- **Work required**: Set down the material below word for word, excluding the pictures.

───

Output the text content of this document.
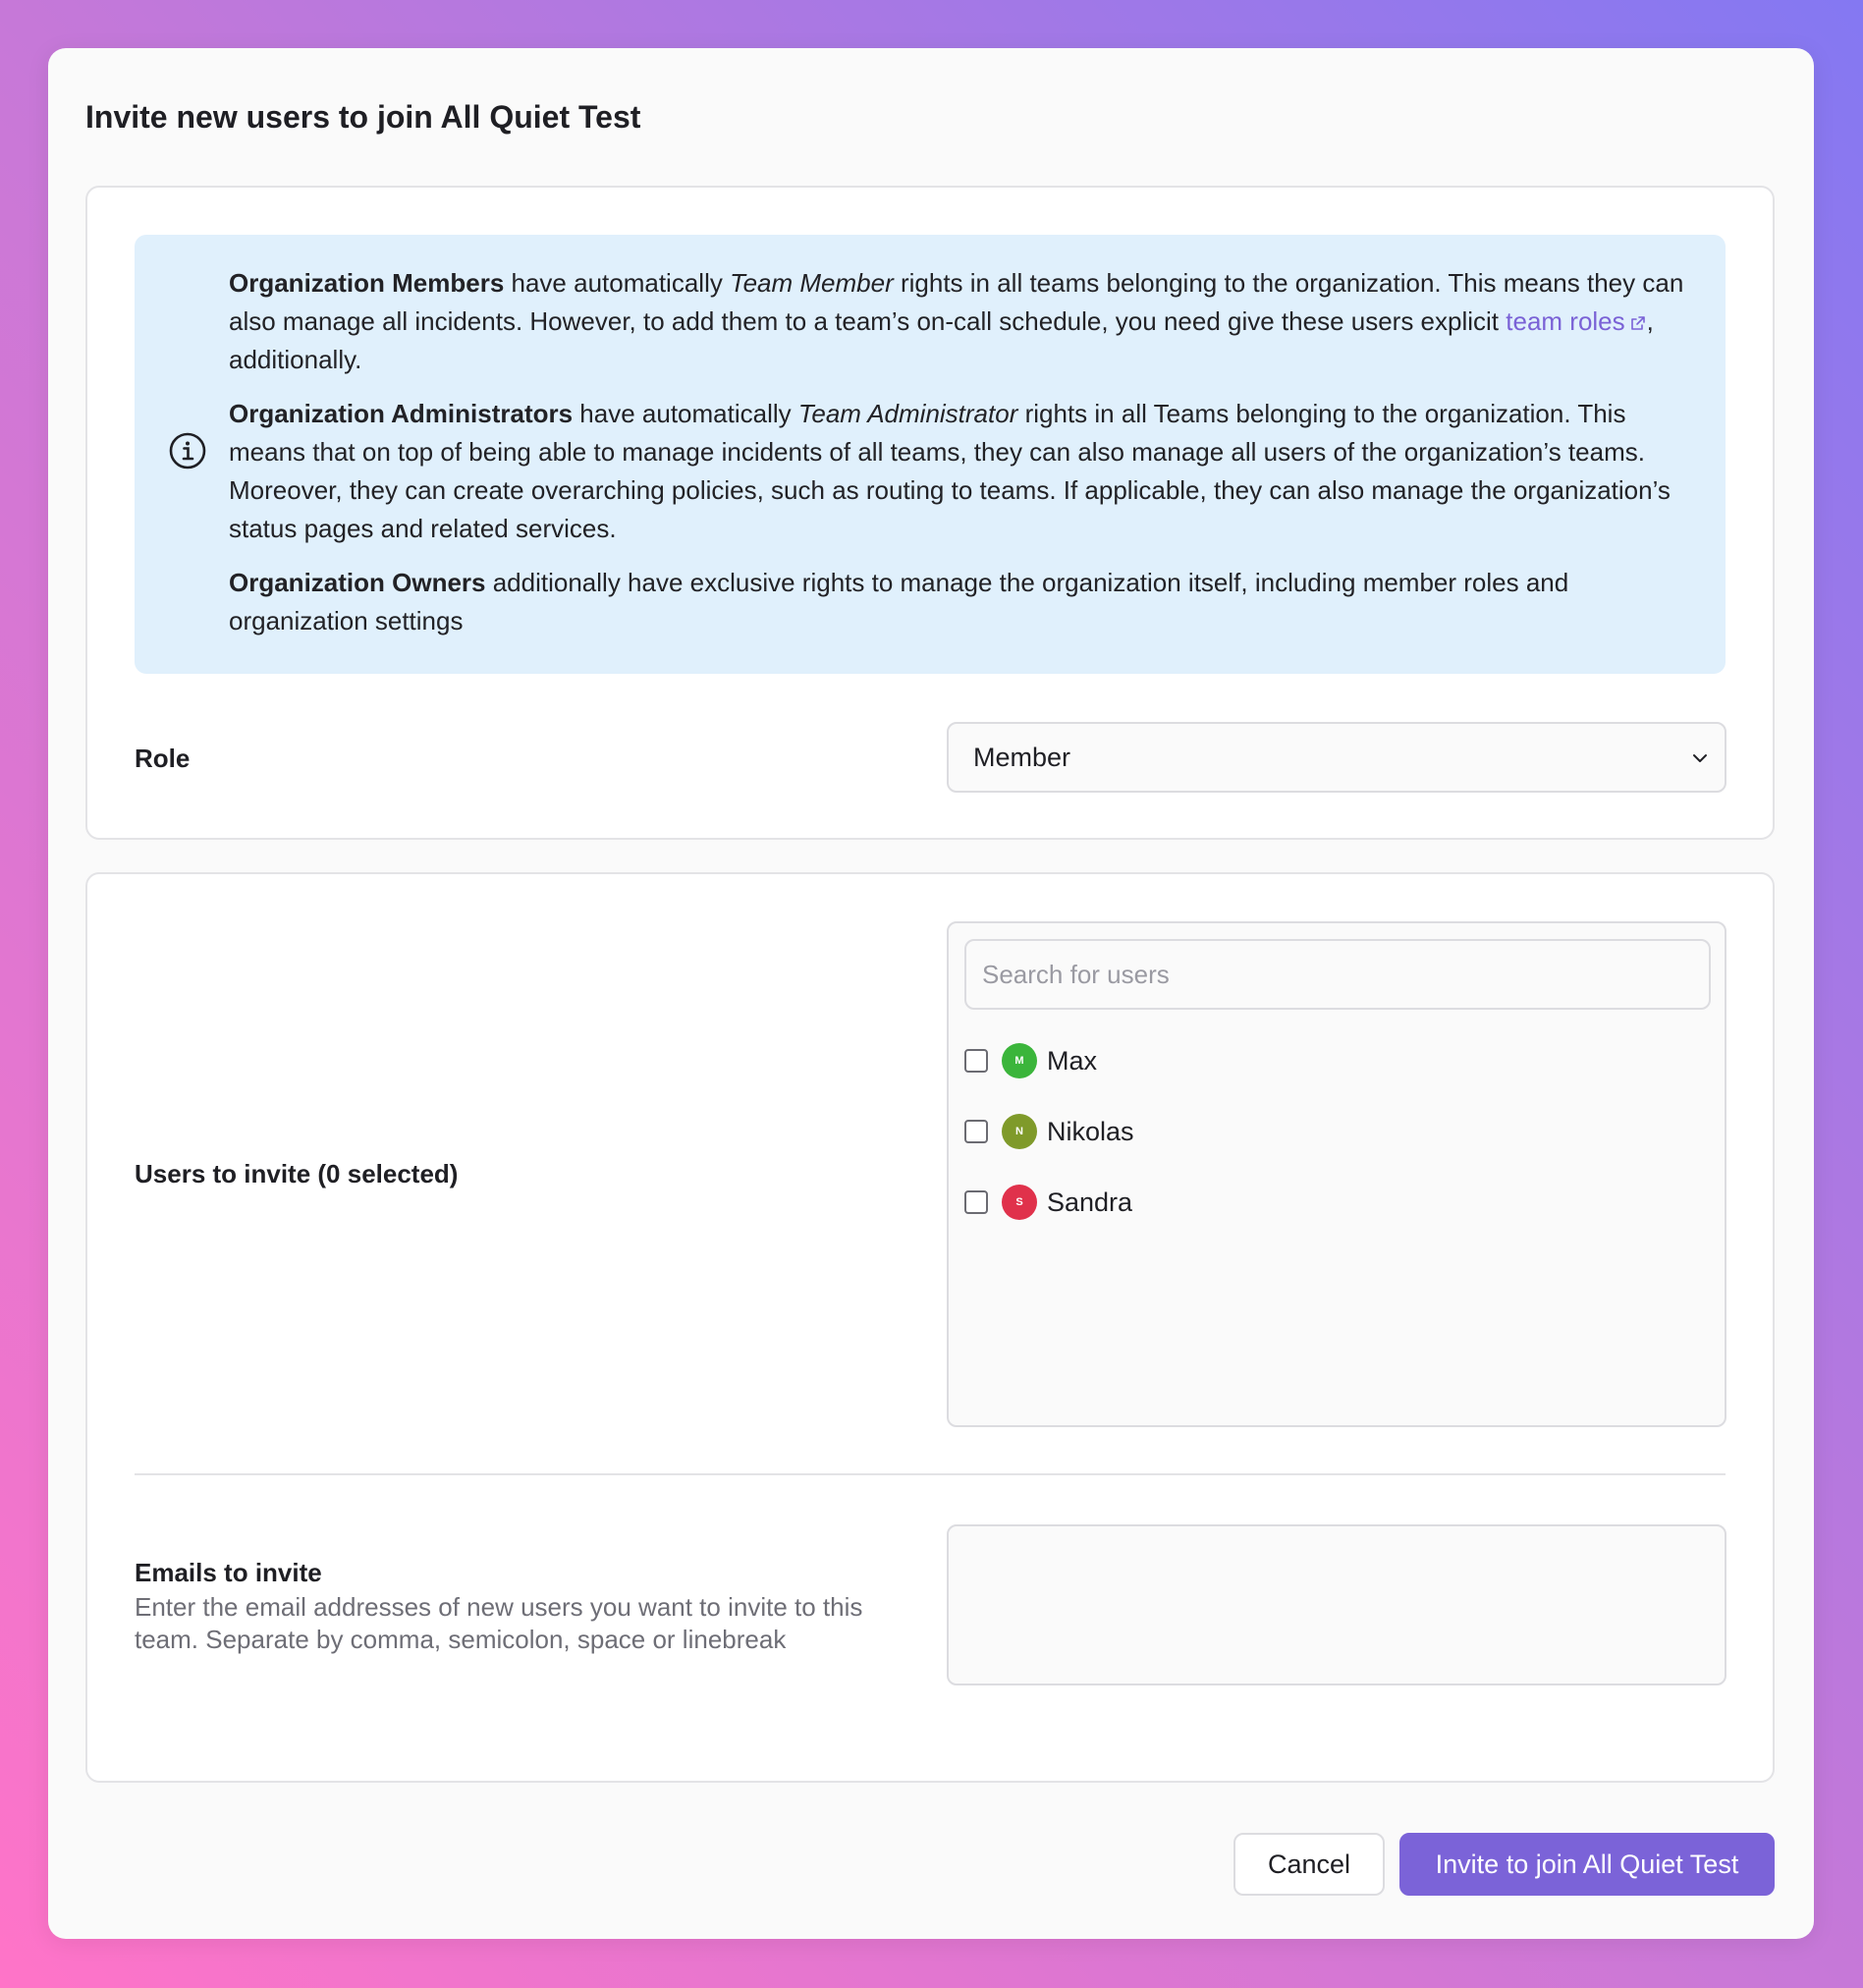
Invite new users to join All Quiet Test

Organization Members have automatically Team Member rights in all teams belonging to the organization. This means they can also manage all incidents. However, to add them to a team’s on-call schedule, you need give these users explicit team roles , additionally.

Organization Administrators have automatically Team Administrator rights in all Teams belonging to the organization. This means that on top of being able to manage incidents of all teams, they can also manage all users of the organization’s teams. Moreover, they can create overarching policies, such as routing to teams. If applicable, they can also manage the organization’s status pages and related services.

Organization Owners additionally have exclusive rights to manage the organization itself, including member roles and organization settings

Role	Member
Users to invite (0 selected)
Search for users
M Max
N Nikolas
S Sandra
Emails to invite
Enter the email addresses of new users you want to invite to this team. Separate by comma, semicolon, space or linebreak
Cancel	Invite to join All Quiet Test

───

- **Task answer**:
Output the text content of this document.
Invite new users to join All Quiet Test

Organization Members have automatically Team Member rights in all teams belonging to the organization. This means they can also manage all incidents. However, to add them to a team’s on-call schedule, you need give these users explicit team roles , additionally.

Organization Administrators have automatically Team Administrator rights in all Teams belonging to the organization. This means that on top of being able to manage incidents of all teams, they can also manage all users of the organization’s teams. Moreover, they can create overarching policies, such as routing to teams. If applicable, they can also manage the organization’s status pages and related services.

Organization Owners additionally have exclusive rights to manage the organization itself, including member roles and organization settings

Role	Member
Users to invite (0 selected)
Search for users
M Max
N Nikolas
S Sandra
Emails to invite
Enter the email addresses of new users you want to invite to this team. Separate by comma, semicolon, space or linebreak
Cancel	Invite to join All Quiet Test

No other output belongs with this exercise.